WHAT YOU HAVE TO DO:
Find the string "stars" in the entries and copy each line that has it.

MATERIAL FOR THIS EXERCISE:
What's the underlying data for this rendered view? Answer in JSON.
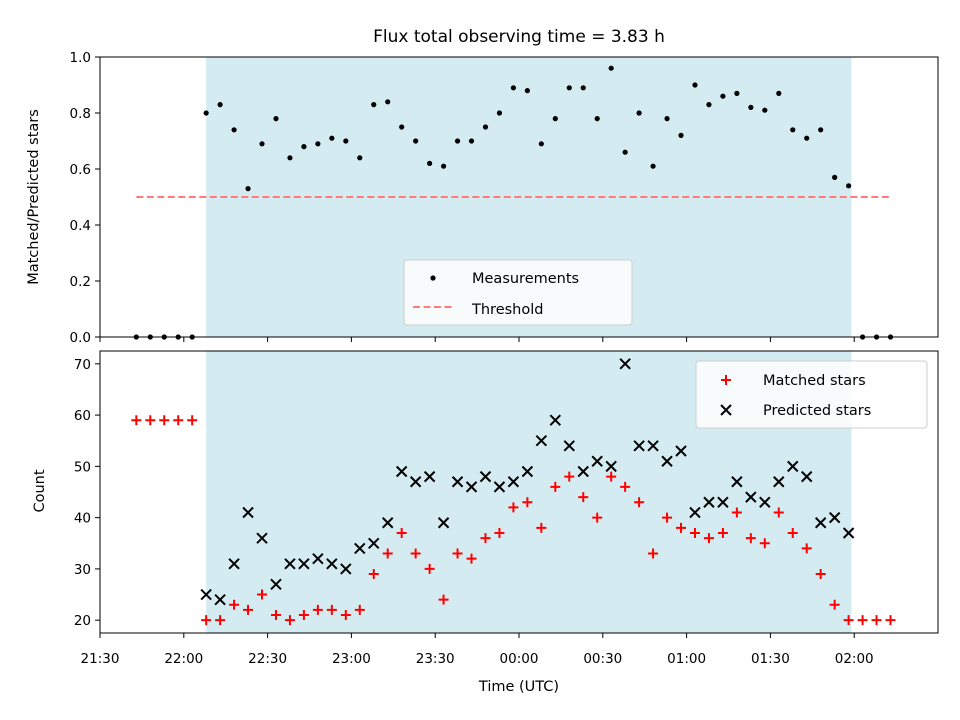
{
  "chart_data": [
    {
      "type": "scatter",
      "title": "Flux total observing time = 3.83 h",
      "ylabel": "Matched/Predicted stars",
      "ylim": [
        0,
        1.0
      ],
      "yticks": [
        0.0,
        0.2,
        0.4,
        0.6,
        0.8,
        1.0
      ],
      "yticklabels": [
        "0.0",
        "0.2",
        "0.4",
        "0.6",
        "0.8",
        "1.0"
      ],
      "shaded_interval": [
        "22:08",
        "01:59"
      ],
      "shade_color": "#d4ebf1",
      "legend_position": "lower-center",
      "series": [
        {
          "name": "Measurements",
          "marker": "dot",
          "color": "#000000",
          "points": [
            [
              "21:43",
              0.0
            ],
            [
              "21:48",
              0.0
            ],
            [
              "21:53",
              0.0
            ],
            [
              "21:58",
              0.0
            ],
            [
              "22:03",
              0.0
            ],
            [
              "22:08",
              0.8
            ],
            [
              "22:13",
              0.83
            ],
            [
              "22:18",
              0.74
            ],
            [
              "22:23",
              0.53
            ],
            [
              "22:28",
              0.69
            ],
            [
              "22:33",
              0.78
            ],
            [
              "22:38",
              0.64
            ],
            [
              "22:43",
              0.68
            ],
            [
              "22:48",
              0.69
            ],
            [
              "22:53",
              0.71
            ],
            [
              "22:58",
              0.7
            ],
            [
              "23:03",
              0.64
            ],
            [
              "23:08",
              0.83
            ],
            [
              "23:13",
              0.84
            ],
            [
              "23:18",
              0.75
            ],
            [
              "23:23",
              0.7
            ],
            [
              "23:28",
              0.62
            ],
            [
              "23:33",
              0.61
            ],
            [
              "23:38",
              0.7
            ],
            [
              "23:43",
              0.7
            ],
            [
              "23:48",
              0.75
            ],
            [
              "23:53",
              0.8
            ],
            [
              "23:58",
              0.89
            ],
            [
              "00:03",
              0.88
            ],
            [
              "00:08",
              0.69
            ],
            [
              "00:13",
              0.78
            ],
            [
              "00:18",
              0.89
            ],
            [
              "00:23",
              0.89
            ],
            [
              "00:28",
              0.78
            ],
            [
              "00:33",
              0.96
            ],
            [
              "00:38",
              0.66
            ],
            [
              "00:43",
              0.8
            ],
            [
              "00:48",
              0.61
            ],
            [
              "00:53",
              0.78
            ],
            [
              "00:58",
              0.72
            ],
            [
              "01:03",
              0.9
            ],
            [
              "01:08",
              0.83
            ],
            [
              "01:13",
              0.86
            ],
            [
              "01:18",
              0.87
            ],
            [
              "01:23",
              0.82
            ],
            [
              "01:28",
              0.81
            ],
            [
              "01:33",
              0.87
            ],
            [
              "01:38",
              0.74
            ],
            [
              "01:43",
              0.71
            ],
            [
              "01:48",
              0.74
            ],
            [
              "01:53",
              0.57
            ],
            [
              "01:58",
              0.54
            ],
            [
              "02:03",
              0.0
            ],
            [
              "02:08",
              0.0
            ],
            [
              "02:13",
              0.0
            ]
          ]
        },
        {
          "name": "Threshold",
          "marker": "dashed-line",
          "color": "#ff7b7b",
          "points": [
            [
              "21:43",
              0.5
            ],
            [
              "02:13",
              0.5
            ]
          ]
        }
      ]
    },
    {
      "type": "scatter",
      "xlabel": "Time (UTC)",
      "ylabel": "Count",
      "ylim": [
        17.5,
        72.5
      ],
      "yticks": [
        20,
        30,
        40,
        50,
        60,
        70
      ],
      "yticklabels": [
        "20",
        "30",
        "40",
        "50",
        "60",
        "70"
      ],
      "xticks": [
        "21:30",
        "22:00",
        "22:30",
        "23:00",
        "23:30",
        "00:00",
        "00:30",
        "01:00",
        "01:30",
        "02:00"
      ],
      "xlim": [
        "21:30",
        "02:30"
      ],
      "shaded_interval": [
        "22:08",
        "01:59"
      ],
      "shade_color": "#d4ebf1",
      "legend_position": "top-right",
      "series": [
        {
          "name": "Matched stars",
          "marker": "plus",
          "color": "#ff0000",
          "points": [
            [
              "21:43",
              59
            ],
            [
              "21:48",
              59
            ],
            [
              "21:53",
              59
            ],
            [
              "21:58",
              59
            ],
            [
              "22:03",
              59
            ],
            [
              "22:08",
              20
            ],
            [
              "22:13",
              20
            ],
            [
              "22:18",
              23
            ],
            [
              "22:23",
              22
            ],
            [
              "22:28",
              25
            ],
            [
              "22:33",
              21
            ],
            [
              "22:38",
              20
            ],
            [
              "22:43",
              21
            ],
            [
              "22:48",
              22
            ],
            [
              "22:53",
              22
            ],
            [
              "22:58",
              21
            ],
            [
              "23:03",
              22
            ],
            [
              "23:08",
              29
            ],
            [
              "23:13",
              33
            ],
            [
              "23:18",
              37
            ],
            [
              "23:23",
              33
            ],
            [
              "23:28",
              30
            ],
            [
              "23:33",
              24
            ],
            [
              "23:38",
              33
            ],
            [
              "23:43",
              32
            ],
            [
              "23:48",
              36
            ],
            [
              "23:53",
              37
            ],
            [
              "23:58",
              42
            ],
            [
              "00:03",
              43
            ],
            [
              "00:08",
              38
            ],
            [
              "00:13",
              46
            ],
            [
              "00:18",
              48
            ],
            [
              "00:23",
              44
            ],
            [
              "00:28",
              40
            ],
            [
              "00:33",
              48
            ],
            [
              "00:38",
              46
            ],
            [
              "00:43",
              43
            ],
            [
              "00:48",
              33
            ],
            [
              "00:53",
              40
            ],
            [
              "00:58",
              38
            ],
            [
              "01:03",
              37
            ],
            [
              "01:08",
              36
            ],
            [
              "01:13",
              37
            ],
            [
              "01:18",
              41
            ],
            [
              "01:23",
              36
            ],
            [
              "01:28",
              35
            ],
            [
              "01:33",
              41
            ],
            [
              "01:38",
              37
            ],
            [
              "01:43",
              34
            ],
            [
              "01:48",
              29
            ],
            [
              "01:53",
              23
            ],
            [
              "01:58",
              20
            ],
            [
              "02:03",
              20
            ],
            [
              "02:08",
              20
            ],
            [
              "02:13",
              20
            ]
          ]
        },
        {
          "name": "Predicted stars",
          "marker": "x",
          "color": "#000000",
          "points": [
            [
              "22:08",
              25
            ],
            [
              "22:13",
              24
            ],
            [
              "22:18",
              31
            ],
            [
              "22:23",
              41
            ],
            [
              "22:28",
              36
            ],
            [
              "22:33",
              27
            ],
            [
              "22:38",
              31
            ],
            [
              "22:43",
              31
            ],
            [
              "22:48",
              32
            ],
            [
              "22:53",
              31
            ],
            [
              "22:58",
              30
            ],
            [
              "23:03",
              34
            ],
            [
              "23:08",
              35
            ],
            [
              "23:13",
              39
            ],
            [
              "23:18",
              49
            ],
            [
              "23:23",
              47
            ],
            [
              "23:28",
              48
            ],
            [
              "23:33",
              39
            ],
            [
              "23:38",
              47
            ],
            [
              "23:43",
              46
            ],
            [
              "23:48",
              48
            ],
            [
              "23:53",
              46
            ],
            [
              "23:58",
              47
            ],
            [
              "00:03",
              49
            ],
            [
              "00:08",
              55
            ],
            [
              "00:13",
              59
            ],
            [
              "00:18",
              54
            ],
            [
              "00:23",
              49
            ],
            [
              "00:28",
              51
            ],
            [
              "00:33",
              50
            ],
            [
              "00:38",
              70
            ],
            [
              "00:43",
              54
            ],
            [
              "00:48",
              54
            ],
            [
              "00:53",
              51
            ],
            [
              "00:58",
              53
            ],
            [
              "01:03",
              41
            ],
            [
              "01:08",
              43
            ],
            [
              "01:13",
              43
            ],
            [
              "01:18",
              47
            ],
            [
              "01:23",
              44
            ],
            [
              "01:28",
              43
            ],
            [
              "01:33",
              47
            ],
            [
              "01:38",
              50
            ],
            [
              "01:43",
              48
            ],
            [
              "01:48",
              39
            ],
            [
              "01:53",
              40
            ],
            [
              "01:58",
              37
            ]
          ]
        }
      ]
    }
  ]
}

WRITTEN RESPONSE:
      "ylabel": "Matched/Predicted stars",
          "name": "Matched stars",
          "name": "Predicted stars",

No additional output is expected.